[Challenge] The records below must be output exactly, without pictures.

(Entries from a dataset)
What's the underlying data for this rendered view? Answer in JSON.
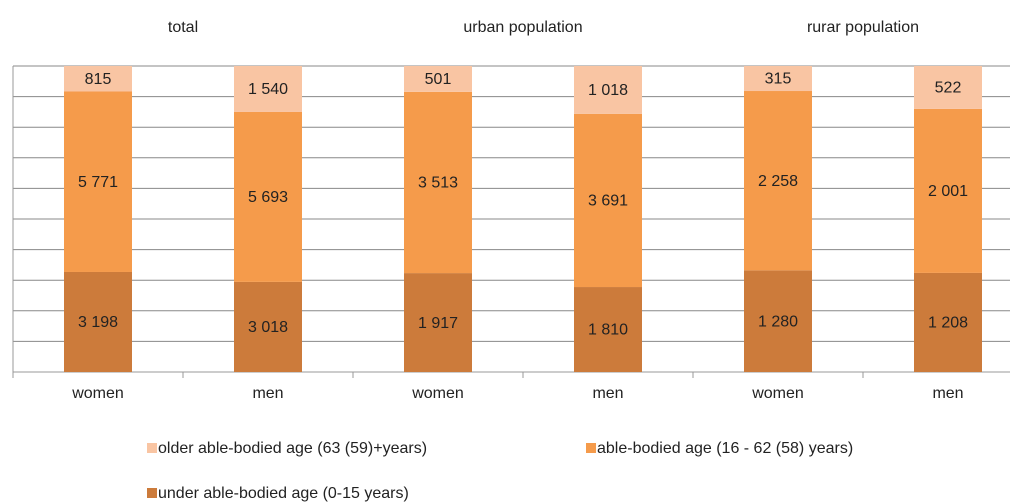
{
  "chart_data": {
    "type": "stacked_percent_bar",
    "group_labels": [
      "total",
      "urban population",
      "rurar population"
    ],
    "categories": [
      "women",
      "men",
      "women",
      "men",
      "women",
      "men"
    ],
    "series": [
      {
        "name": "older able-bodied age (63 (59)+years)",
        "color": "#f9c5a3",
        "values": [
          815,
          1540,
          501,
          1018,
          315,
          522
        ],
        "value_labels": [
          "815",
          "1 540",
          "501",
          "1 018",
          "315",
          "522"
        ]
      },
      {
        "name": "able-bodied age (16 - 62 (58) years)",
        "color": "#f59b4b",
        "values": [
          5771,
          5693,
          3513,
          3691,
          2258,
          2001
        ],
        "value_labels": [
          "5 771",
          "5 693",
          "3 513",
          "3 691",
          "2 258",
          "2 001"
        ]
      },
      {
        "name": "under able-bodied age (0-15 years)",
        "color": "#cc7b3b",
        "values": [
          3198,
          3018,
          1917,
          1810,
          1280,
          1208
        ],
        "value_labels": [
          "3 198",
          "3 018",
          "1 917",
          "1 810",
          "1 280",
          "1 208"
        ]
      }
    ],
    "ylim": [
      0,
      100
    ],
    "yticks": [
      0,
      10,
      20,
      30,
      40,
      50,
      60,
      70,
      80,
      90,
      100
    ],
    "grid": true
  }
}
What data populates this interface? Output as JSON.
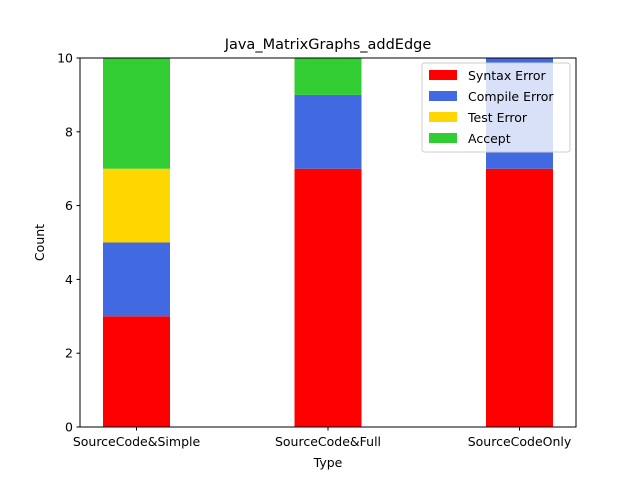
{
  "chart_data": {
    "type": "bar",
    "stacked": true,
    "title": "Java_MatrixGraphs_addEdge",
    "xlabel": "Type",
    "ylabel": "Count",
    "categories": [
      "SourceCode&Simple",
      "SourceCode&Full",
      "SourceCodeOnly"
    ],
    "ylim": [
      0,
      10
    ],
    "yticks": [
      0,
      2,
      4,
      6,
      8,
      10
    ],
    "legend_position": "top-right",
    "grid": false,
    "series": [
      {
        "name": "Syntax Error",
        "color": "#ff0000",
        "values": [
          3,
          7,
          7
        ]
      },
      {
        "name": "Compile Error",
        "color": "#4169e1",
        "values": [
          2,
          2,
          3
        ]
      },
      {
        "name": "Test Error",
        "color": "#ffd700",
        "values": [
          2,
          0,
          0
        ]
      },
      {
        "name": "Accept",
        "color": "#32cd32",
        "values": [
          3,
          1,
          0
        ]
      }
    ]
  }
}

[Result]
What's the underlying data for this rendered view? Answer in JSON.
{
  "chart_data": {
    "type": "stacked_percent_bar",
    "group_labels": [
      "total",
      "urban population",
      "rurar population"
    ],
    "categories": [
      "women",
      "men",
      "women",
      "men",
      "women",
      "men"
    ],
    "series": [
      {
        "name": "older able-bodied age (63 (59)+years)",
        "color": "#f9c5a3",
        "values": [
          815,
          1540,
          501,
          1018,
          315,
          522
        ],
        "value_labels": [
          "815",
          "1 540",
          "501",
          "1 018",
          "315",
          "522"
        ]
      },
      {
        "name": "able-bodied age (16 - 62 (58) years)",
        "color": "#f59b4b",
        "values": [
          5771,
          5693,
          3513,
          3691,
          2258,
          2001
        ],
        "value_labels": [
          "5 771",
          "5 693",
          "3 513",
          "3 691",
          "2 258",
          "2 001"
        ]
      },
      {
        "name": "under able-bodied age (0-15 years)",
        "color": "#cc7b3b",
        "values": [
          3198,
          3018,
          1917,
          1810,
          1280,
          1208
        ],
        "value_labels": [
          "3 198",
          "3 018",
          "1 917",
          "1 810",
          "1 280",
          "1 208"
        ]
      }
    ],
    "ylim": [
      0,
      100
    ],
    "yticks": [
      0,
      10,
      20,
      30,
      40,
      50,
      60,
      70,
      80,
      90,
      100
    ],
    "grid": true
  }
}
What data populates this interface? Output as JSON.
{
  "chart_data": {
    "type": "bar",
    "stacked": true,
    "title": "Java_MatrixGraphs_addEdge",
    "xlabel": "Type",
    "ylabel": "Count",
    "categories": [
      "SourceCode&Simple",
      "SourceCode&Full",
      "SourceCodeOnly"
    ],
    "ylim": [
      0,
      10
    ],
    "yticks": [
      0,
      2,
      4,
      6,
      8,
      10
    ],
    "legend_position": "top-right",
    "grid": false,
    "series": [
      {
        "name": "Syntax Error",
        "color": "#ff0000",
        "values": [
          3,
          7,
          7
        ]
      },
      {
        "name": "Compile Error",
        "color": "#4169e1",
        "values": [
          2,
          2,
          3
        ]
      },
      {
        "name": "Test Error",
        "color": "#ffd700",
        "values": [
          2,
          0,
          0
        ]
      },
      {
        "name": "Accept",
        "color": "#32cd32",
        "values": [
          3,
          1,
          0
        ]
      }
    ]
  }
}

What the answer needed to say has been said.